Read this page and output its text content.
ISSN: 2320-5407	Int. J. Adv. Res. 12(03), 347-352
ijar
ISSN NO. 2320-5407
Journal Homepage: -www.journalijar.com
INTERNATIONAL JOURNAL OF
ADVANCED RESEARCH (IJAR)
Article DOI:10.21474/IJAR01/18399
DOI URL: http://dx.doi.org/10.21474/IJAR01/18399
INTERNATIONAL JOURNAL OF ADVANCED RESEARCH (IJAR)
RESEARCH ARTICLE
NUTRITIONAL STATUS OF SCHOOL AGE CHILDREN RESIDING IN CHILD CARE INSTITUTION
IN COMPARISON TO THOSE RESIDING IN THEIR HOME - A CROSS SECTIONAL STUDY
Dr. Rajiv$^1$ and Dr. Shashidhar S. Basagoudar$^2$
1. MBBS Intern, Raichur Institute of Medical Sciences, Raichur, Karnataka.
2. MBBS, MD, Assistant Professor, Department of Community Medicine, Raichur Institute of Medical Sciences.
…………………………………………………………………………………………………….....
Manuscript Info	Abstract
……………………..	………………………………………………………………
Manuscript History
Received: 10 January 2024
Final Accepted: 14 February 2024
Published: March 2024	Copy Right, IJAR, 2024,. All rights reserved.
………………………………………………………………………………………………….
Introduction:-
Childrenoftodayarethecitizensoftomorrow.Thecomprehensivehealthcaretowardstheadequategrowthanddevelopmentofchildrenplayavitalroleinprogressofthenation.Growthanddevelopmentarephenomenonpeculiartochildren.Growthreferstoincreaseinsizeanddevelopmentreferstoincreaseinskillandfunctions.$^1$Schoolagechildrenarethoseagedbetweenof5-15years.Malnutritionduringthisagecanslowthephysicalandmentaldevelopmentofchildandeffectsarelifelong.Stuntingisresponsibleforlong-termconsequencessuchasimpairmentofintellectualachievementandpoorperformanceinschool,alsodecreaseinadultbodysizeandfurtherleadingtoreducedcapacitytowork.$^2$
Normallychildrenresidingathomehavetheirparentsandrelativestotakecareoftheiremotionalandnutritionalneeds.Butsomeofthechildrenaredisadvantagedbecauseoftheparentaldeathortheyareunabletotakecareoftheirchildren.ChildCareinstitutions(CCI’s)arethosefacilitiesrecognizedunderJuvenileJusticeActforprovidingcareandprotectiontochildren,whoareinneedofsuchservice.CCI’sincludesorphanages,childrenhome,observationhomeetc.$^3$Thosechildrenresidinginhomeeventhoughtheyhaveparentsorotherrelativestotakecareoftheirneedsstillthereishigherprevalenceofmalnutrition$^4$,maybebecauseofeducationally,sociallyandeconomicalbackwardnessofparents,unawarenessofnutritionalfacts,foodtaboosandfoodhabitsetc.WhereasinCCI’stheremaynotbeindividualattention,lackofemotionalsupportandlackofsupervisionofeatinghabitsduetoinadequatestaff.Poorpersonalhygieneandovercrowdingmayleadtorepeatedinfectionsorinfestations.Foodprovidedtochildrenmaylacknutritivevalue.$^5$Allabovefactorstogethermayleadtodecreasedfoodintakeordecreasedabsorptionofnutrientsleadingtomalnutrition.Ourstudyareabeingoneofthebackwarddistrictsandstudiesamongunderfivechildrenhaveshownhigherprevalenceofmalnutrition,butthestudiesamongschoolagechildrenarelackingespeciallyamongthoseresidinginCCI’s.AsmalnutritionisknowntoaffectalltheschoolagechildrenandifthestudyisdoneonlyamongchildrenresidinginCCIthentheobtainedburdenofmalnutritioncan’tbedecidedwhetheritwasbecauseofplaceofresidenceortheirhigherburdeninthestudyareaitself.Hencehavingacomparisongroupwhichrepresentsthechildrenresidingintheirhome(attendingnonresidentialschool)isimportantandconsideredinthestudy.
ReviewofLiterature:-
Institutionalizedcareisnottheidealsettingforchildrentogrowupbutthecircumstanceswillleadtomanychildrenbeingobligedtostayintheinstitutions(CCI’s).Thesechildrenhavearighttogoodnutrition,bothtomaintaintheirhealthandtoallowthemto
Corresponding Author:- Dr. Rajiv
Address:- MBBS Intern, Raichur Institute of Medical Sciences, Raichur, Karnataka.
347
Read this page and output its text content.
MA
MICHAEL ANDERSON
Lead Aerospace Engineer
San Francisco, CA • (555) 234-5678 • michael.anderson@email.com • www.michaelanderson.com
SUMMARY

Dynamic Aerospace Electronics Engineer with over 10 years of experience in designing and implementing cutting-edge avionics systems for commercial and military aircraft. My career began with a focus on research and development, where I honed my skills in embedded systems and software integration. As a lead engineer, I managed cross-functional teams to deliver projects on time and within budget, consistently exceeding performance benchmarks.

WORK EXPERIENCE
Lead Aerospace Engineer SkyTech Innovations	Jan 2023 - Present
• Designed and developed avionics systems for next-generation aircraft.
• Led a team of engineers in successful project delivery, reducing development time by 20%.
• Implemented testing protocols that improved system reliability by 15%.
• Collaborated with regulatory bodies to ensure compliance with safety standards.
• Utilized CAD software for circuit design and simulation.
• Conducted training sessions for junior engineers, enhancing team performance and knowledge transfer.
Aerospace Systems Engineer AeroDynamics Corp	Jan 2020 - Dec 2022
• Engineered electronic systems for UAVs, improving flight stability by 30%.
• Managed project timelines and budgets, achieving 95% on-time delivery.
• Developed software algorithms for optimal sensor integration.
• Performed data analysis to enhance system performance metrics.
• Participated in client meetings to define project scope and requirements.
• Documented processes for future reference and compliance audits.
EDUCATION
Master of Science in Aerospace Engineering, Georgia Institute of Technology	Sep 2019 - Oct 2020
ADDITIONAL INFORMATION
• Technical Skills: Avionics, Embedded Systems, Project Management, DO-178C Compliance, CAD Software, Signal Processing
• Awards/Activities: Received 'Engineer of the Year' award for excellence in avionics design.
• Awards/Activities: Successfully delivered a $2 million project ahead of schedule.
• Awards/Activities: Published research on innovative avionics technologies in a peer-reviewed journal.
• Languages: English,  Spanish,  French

TASK OBJECTIVE:
Using the listing above, show each line holding the string "Awards".

SOLUTION TO THE PROBLEM:
• Awards/Activities: Received 'Engineer of the Year' award for excellence in avionics design.
• Awards/Activities: Successfully delivered a $2 million project ahead of schedule.
• Awards/Activities: Published research on innovative avionics technologies in a peer-reviewed journal.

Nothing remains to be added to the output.